WRITTEN INSTRUCTION -> Reproduce all records exactly.

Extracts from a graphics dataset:
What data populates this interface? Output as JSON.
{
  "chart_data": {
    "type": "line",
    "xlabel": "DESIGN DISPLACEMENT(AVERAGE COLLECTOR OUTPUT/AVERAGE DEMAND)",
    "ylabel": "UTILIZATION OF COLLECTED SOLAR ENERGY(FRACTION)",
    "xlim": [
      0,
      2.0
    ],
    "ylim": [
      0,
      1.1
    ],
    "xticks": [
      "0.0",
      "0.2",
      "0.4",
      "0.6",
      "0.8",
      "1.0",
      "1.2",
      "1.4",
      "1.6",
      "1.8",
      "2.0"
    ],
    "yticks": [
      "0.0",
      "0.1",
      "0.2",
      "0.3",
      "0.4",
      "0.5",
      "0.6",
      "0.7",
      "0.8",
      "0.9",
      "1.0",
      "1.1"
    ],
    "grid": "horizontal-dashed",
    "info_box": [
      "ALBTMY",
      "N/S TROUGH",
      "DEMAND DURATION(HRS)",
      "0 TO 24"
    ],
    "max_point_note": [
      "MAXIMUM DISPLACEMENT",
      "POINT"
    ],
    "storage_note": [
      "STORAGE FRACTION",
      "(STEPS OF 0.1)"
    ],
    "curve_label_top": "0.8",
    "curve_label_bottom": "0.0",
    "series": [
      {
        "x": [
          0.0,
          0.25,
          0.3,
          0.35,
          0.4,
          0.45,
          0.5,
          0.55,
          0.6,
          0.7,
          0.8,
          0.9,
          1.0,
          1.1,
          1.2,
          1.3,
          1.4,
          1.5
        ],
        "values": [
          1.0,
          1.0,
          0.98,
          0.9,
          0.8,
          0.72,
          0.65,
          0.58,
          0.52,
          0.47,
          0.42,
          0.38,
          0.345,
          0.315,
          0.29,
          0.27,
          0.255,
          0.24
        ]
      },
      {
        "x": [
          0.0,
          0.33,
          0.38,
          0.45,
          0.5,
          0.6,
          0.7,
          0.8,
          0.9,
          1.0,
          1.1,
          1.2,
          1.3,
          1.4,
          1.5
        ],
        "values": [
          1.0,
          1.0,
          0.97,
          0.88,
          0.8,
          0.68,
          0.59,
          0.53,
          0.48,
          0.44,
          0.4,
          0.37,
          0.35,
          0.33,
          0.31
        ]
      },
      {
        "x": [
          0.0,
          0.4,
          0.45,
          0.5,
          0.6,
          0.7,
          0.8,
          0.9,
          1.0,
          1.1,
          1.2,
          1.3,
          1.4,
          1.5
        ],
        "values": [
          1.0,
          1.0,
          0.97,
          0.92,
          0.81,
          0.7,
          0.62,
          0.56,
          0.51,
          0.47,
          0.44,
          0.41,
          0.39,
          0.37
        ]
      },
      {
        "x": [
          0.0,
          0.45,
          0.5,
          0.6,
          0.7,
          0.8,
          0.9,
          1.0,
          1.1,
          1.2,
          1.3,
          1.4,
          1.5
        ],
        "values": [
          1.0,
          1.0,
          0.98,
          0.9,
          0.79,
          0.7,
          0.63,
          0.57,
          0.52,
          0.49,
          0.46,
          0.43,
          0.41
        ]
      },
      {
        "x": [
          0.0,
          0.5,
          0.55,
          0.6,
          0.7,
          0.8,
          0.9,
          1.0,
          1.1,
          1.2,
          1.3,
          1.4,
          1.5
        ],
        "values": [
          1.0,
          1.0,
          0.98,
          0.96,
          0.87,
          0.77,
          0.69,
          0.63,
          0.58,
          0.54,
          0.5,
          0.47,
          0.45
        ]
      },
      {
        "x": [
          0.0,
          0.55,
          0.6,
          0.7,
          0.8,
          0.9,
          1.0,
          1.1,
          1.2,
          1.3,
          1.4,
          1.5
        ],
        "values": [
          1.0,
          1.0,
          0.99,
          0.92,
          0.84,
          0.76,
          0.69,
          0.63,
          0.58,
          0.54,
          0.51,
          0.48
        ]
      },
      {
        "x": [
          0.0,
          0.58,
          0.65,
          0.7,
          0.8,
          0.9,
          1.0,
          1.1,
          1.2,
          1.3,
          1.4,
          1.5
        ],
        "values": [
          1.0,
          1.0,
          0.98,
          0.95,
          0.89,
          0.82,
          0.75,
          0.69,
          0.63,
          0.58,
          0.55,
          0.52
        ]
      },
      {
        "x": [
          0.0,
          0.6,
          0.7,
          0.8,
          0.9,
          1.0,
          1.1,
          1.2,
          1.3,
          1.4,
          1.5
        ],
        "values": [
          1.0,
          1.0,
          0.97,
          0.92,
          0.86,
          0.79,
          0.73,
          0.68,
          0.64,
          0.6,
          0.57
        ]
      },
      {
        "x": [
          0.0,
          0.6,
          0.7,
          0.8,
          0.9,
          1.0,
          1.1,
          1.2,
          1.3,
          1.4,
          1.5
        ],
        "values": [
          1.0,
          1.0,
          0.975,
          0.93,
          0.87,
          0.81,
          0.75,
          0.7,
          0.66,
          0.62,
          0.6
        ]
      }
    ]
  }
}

COMPLETE ANSWER ->
What data populates this interface? Output as JSON.
{
  "chart_data": {
    "type": "line",
    "xlabel": "DESIGN DISPLACEMENT(AVERAGE COLLECTOR OUTPUT/AVERAGE DEMAND)",
    "ylabel": "UTILIZATION OF COLLECTED SOLAR ENERGY(FRACTION)",
    "xlim": [
      0,
      2.0
    ],
    "ylim": [
      0,
      1.1
    ],
    "xticks": [
      "0.0",
      "0.2",
      "0.4",
      "0.6",
      "0.8",
      "1.0",
      "1.2",
      "1.4",
      "1.6",
      "1.8",
      "2.0"
    ],
    "yticks": [
      "0.0",
      "0.1",
      "0.2",
      "0.3",
      "0.4",
      "0.5",
      "0.6",
      "0.7",
      "0.8",
      "0.9",
      "1.0",
      "1.1"
    ],
    "grid": "horizontal-dashed",
    "info_box": [
      "ALBTMY",
      "N/S TROUGH",
      "DEMAND DURATION(HRS)",
      "0 TO 24"
    ],
    "max_point_note": [
      "MAXIMUM DISPLACEMENT",
      "POINT"
    ],
    "storage_note": [
      "STORAGE FRACTION",
      "(STEPS OF 0.1)"
    ],
    "curve_label_top": "0.8",
    "curve_label_bottom": "0.0",
    "series": [
      {
        "x": [
          0.0,
          0.25,
          0.3,
          0.35,
          0.4,
          0.45,
          0.5,
          0.55,
          0.6,
          0.7,
          0.8,
          0.9,
          1.0,
          1.1,
          1.2,
          1.3,
          1.4,
          1.5
        ],
        "values": [
          1.0,
          1.0,
          0.98,
          0.9,
          0.8,
          0.72,
          0.65,
          0.58,
          0.52,
          0.47,
          0.42,
          0.38,
          0.345,
          0.315,
          0.29,
          0.27,
          0.255,
          0.24
        ]
      },
      {
        "x": [
          0.0,
          0.33,
          0.38,
          0.45,
          0.5,
          0.6,
          0.7,
          0.8,
          0.9,
          1.0,
          1.1,
          1.2,
          1.3,
          1.4,
          1.5
        ],
        "values": [
          1.0,
          1.0,
          0.97,
          0.88,
          0.8,
          0.68,
          0.59,
          0.53,
          0.48,
          0.44,
          0.4,
          0.37,
          0.35,
          0.33,
          0.31
        ]
      },
      {
        "x": [
          0.0,
          0.4,
          0.45,
          0.5,
          0.6,
          0.7,
          0.8,
          0.9,
          1.0,
          1.1,
          1.2,
          1.3,
          1.4,
          1.5
        ],
        "values": [
          1.0,
          1.0,
          0.97,
          0.92,
          0.81,
          0.7,
          0.62,
          0.56,
          0.51,
          0.47,
          0.44,
          0.41,
          0.39,
          0.37
        ]
      },
      {
        "x": [
          0.0,
          0.45,
          0.5,
          0.6,
          0.7,
          0.8,
          0.9,
          1.0,
          1.1,
          1.2,
          1.3,
          1.4,
          1.5
        ],
        "values": [
          1.0,
          1.0,
          0.98,
          0.9,
          0.79,
          0.7,
          0.63,
          0.57,
          0.52,
          0.49,
          0.46,
          0.43,
          0.41
        ]
      },
      {
        "x": [
          0.0,
          0.5,
          0.55,
          0.6,
          0.7,
          0.8,
          0.9,
          1.0,
          1.1,
          1.2,
          1.3,
          1.4,
          1.5
        ],
        "values": [
          1.0,
          1.0,
          0.98,
          0.96,
          0.87,
          0.77,
          0.69,
          0.63,
          0.58,
          0.54,
          0.5,
          0.47,
          0.45
        ]
      },
      {
        "x": [
          0.0,
          0.55,
          0.6,
          0.7,
          0.8,
          0.9,
          1.0,
          1.1,
          1.2,
          1.3,
          1.4,
          1.5
        ],
        "values": [
          1.0,
          1.0,
          0.99,
          0.92,
          0.84,
          0.76,
          0.69,
          0.63,
          0.58,
          0.54,
          0.51,
          0.48
        ]
      },
      {
        "x": [
          0.0,
          0.58,
          0.65,
          0.7,
          0.8,
          0.9,
          1.0,
          1.1,
          1.2,
          1.3,
          1.4,
          1.5
        ],
        "values": [
          1.0,
          1.0,
          0.98,
          0.95,
          0.89,
          0.82,
          0.75,
          0.69,
          0.63,
          0.58,
          0.55,
          0.52
        ]
      },
      {
        "x": [
          0.0,
          0.6,
          0.7,
          0.8,
          0.9,
          1.0,
          1.1,
          1.2,
          1.3,
          1.4,
          1.5
        ],
        "values": [
          1.0,
          1.0,
          0.97,
          0.92,
          0.86,
          0.79,
          0.73,
          0.68,
          0.64,
          0.6,
          0.57
        ]
      },
      {
        "x": [
          0.0,
          0.6,
          0.7,
          0.8,
          0.9,
          1.0,
          1.1,
          1.2,
          1.3,
          1.4,
          1.5
        ],
        "values": [
          1.0,
          1.0,
          0.975,
          0.93,
          0.87,
          0.81,
          0.75,
          0.7,
          0.66,
          0.62,
          0.6
        ]
      }
    ]
  }
}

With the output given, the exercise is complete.